▶ **Work instructions**
Please reproduce each of the rows below character for character.

▶ **Records for this exercise**
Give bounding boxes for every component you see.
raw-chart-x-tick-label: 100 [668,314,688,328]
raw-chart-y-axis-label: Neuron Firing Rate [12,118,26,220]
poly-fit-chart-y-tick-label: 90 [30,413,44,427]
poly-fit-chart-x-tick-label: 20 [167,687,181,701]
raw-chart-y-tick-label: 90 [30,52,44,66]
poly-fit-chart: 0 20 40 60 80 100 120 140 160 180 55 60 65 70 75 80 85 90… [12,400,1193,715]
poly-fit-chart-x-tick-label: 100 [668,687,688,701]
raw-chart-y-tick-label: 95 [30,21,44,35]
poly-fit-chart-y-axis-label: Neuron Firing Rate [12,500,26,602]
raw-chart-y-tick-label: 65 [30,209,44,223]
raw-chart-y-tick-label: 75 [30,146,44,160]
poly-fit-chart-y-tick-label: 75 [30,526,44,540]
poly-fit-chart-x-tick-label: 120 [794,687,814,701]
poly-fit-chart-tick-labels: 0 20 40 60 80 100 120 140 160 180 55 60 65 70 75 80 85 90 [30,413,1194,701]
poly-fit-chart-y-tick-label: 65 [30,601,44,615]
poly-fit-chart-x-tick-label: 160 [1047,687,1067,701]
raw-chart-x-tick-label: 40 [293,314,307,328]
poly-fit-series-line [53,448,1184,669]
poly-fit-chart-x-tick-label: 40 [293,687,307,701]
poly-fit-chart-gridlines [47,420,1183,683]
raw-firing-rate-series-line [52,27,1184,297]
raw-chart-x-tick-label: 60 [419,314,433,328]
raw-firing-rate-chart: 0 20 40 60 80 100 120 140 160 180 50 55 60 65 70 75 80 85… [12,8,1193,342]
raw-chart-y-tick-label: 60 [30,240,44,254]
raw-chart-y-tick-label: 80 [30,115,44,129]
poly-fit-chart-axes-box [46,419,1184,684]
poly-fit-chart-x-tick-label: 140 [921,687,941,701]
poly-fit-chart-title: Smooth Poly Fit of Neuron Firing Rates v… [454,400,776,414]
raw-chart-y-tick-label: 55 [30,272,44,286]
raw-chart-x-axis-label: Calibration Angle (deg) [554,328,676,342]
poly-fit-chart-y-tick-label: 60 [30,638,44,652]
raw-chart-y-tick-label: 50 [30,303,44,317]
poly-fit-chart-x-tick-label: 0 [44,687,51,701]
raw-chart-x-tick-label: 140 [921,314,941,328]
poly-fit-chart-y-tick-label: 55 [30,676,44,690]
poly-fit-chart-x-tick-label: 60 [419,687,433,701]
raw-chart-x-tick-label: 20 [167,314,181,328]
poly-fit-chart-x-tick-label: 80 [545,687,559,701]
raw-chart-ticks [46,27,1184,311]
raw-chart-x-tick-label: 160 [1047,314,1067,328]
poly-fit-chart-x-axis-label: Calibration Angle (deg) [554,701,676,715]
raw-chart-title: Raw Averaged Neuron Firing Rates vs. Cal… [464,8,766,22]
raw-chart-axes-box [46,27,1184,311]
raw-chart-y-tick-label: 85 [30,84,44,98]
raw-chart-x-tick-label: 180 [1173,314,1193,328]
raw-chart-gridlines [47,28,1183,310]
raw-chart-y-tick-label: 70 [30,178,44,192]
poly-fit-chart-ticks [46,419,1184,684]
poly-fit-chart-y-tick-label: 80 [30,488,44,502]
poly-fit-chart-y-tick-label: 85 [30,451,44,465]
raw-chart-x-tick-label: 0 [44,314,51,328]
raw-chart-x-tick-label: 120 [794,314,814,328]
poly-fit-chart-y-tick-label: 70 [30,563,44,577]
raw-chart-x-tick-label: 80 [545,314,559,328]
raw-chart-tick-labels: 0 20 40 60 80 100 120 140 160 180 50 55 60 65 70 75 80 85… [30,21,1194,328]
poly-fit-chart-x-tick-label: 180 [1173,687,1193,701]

▶ **Result of this exercise**
Give bounding boxes for every component you see.
raw-chart-x-tick-label: 100 [668,314,688,328]
raw-chart-y-axis-label: Neuron Firing Rate [12,118,26,220]
poly-fit-chart-y-tick-label: 90 [30,413,44,427]
poly-fit-chart-x-tick-label: 20 [167,687,181,701]
raw-chart-y-tick-label: 90 [30,52,44,66]
poly-fit-chart: 0 20 40 60 80 100 120 140 160 180 55 60 65 70 75 80 85 90… [12,400,1193,715]
poly-fit-chart-x-tick-label: 100 [668,687,688,701]
raw-chart-y-tick-label: 95 [30,21,44,35]
poly-fit-chart-y-axis-label: Neuron Firing Rate [12,500,26,602]
raw-chart-y-tick-label: 65 [30,209,44,223]
raw-chart-y-tick-label: 75 [30,146,44,160]
poly-fit-chart-y-tick-label: 75 [30,526,44,540]
poly-fit-chart-x-tick-label: 120 [794,687,814,701]
poly-fit-chart-tick-labels: 0 20 40 60 80 100 120 140 160 180 55 60 65 70 75 80 85 90 [30,413,1194,701]
poly-fit-chart-y-tick-label: 65 [30,601,44,615]
poly-fit-chart-x-tick-label: 160 [1047,687,1067,701]
raw-chart-x-tick-label: 40 [293,314,307,328]
poly-fit-series-line [53,448,1184,669]
poly-fit-chart-x-tick-label: 40 [293,687,307,701]
poly-fit-chart-gridlines [47,420,1183,683]
raw-firing-rate-series-line [52,27,1184,297]
raw-chart-x-tick-label: 60 [419,314,433,328]
raw-firing-rate-chart: 0 20 40 60 80 100 120 140 160 180 50 55 60 65 70 75 80 85… [12,8,1193,342]
raw-chart-y-tick-label: 60 [30,240,44,254]
raw-chart-y-tick-label: 80 [30,115,44,129]
poly-fit-chart-axes-box [46,419,1184,684]
poly-fit-chart-x-tick-label: 140 [921,687,941,701]
poly-fit-chart-title: Smooth Poly Fit of Neuron Firing Rates v… [454,400,776,414]
raw-chart-y-tick-label: 55 [30,272,44,286]
raw-chart-x-axis-label: Calibration Angle (deg) [554,328,676,342]
poly-fit-chart-y-tick-label: 60 [30,638,44,652]
raw-chart-y-tick-label: 50 [30,303,44,317]
poly-fit-chart-x-tick-label: 0 [44,687,51,701]
raw-chart-x-tick-label: 140 [921,314,941,328]
poly-fit-chart-y-tick-label: 55 [30,676,44,690]
poly-fit-chart-x-tick-label: 60 [419,687,433,701]
raw-chart-x-tick-label: 20 [167,314,181,328]
poly-fit-chart-x-tick-label: 80 [545,687,559,701]
raw-chart-ticks [46,27,1184,311]
raw-chart-x-tick-label: 160 [1047,314,1067,328]
poly-fit-chart-x-axis-label: Calibration Angle (deg) [554,701,676,715]
raw-chart-title: Raw Averaged Neuron Firing Rates vs. Cal… [464,8,766,22]
raw-chart-axes-box [46,27,1184,311]
raw-chart-y-tick-label: 85 [30,84,44,98]
raw-chart-x-tick-label: 180 [1173,314,1193,328]
raw-chart-gridlines [47,28,1183,310]
raw-chart-y-tick-label: 70 [30,178,44,192]
poly-fit-chart-ticks [46,419,1184,684]
poly-fit-chart-y-tick-label: 80 [30,488,44,502]
poly-fit-chart-y-tick-label: 85 [30,451,44,465]
raw-chart-x-tick-label: 0 [44,314,51,328]
raw-chart-x-tick-label: 120 [794,314,814,328]
poly-fit-chart-y-tick-label: 70 [30,563,44,577]
raw-chart-x-tick-label: 80 [545,314,559,328]
raw-chart-tick-labels: 0 20 40 60 80 100 120 140 160 180 50 55 60 65 70 75 80 85… [30,21,1194,328]
poly-fit-chart-x-tick-label: 180 [1173,687,1193,701]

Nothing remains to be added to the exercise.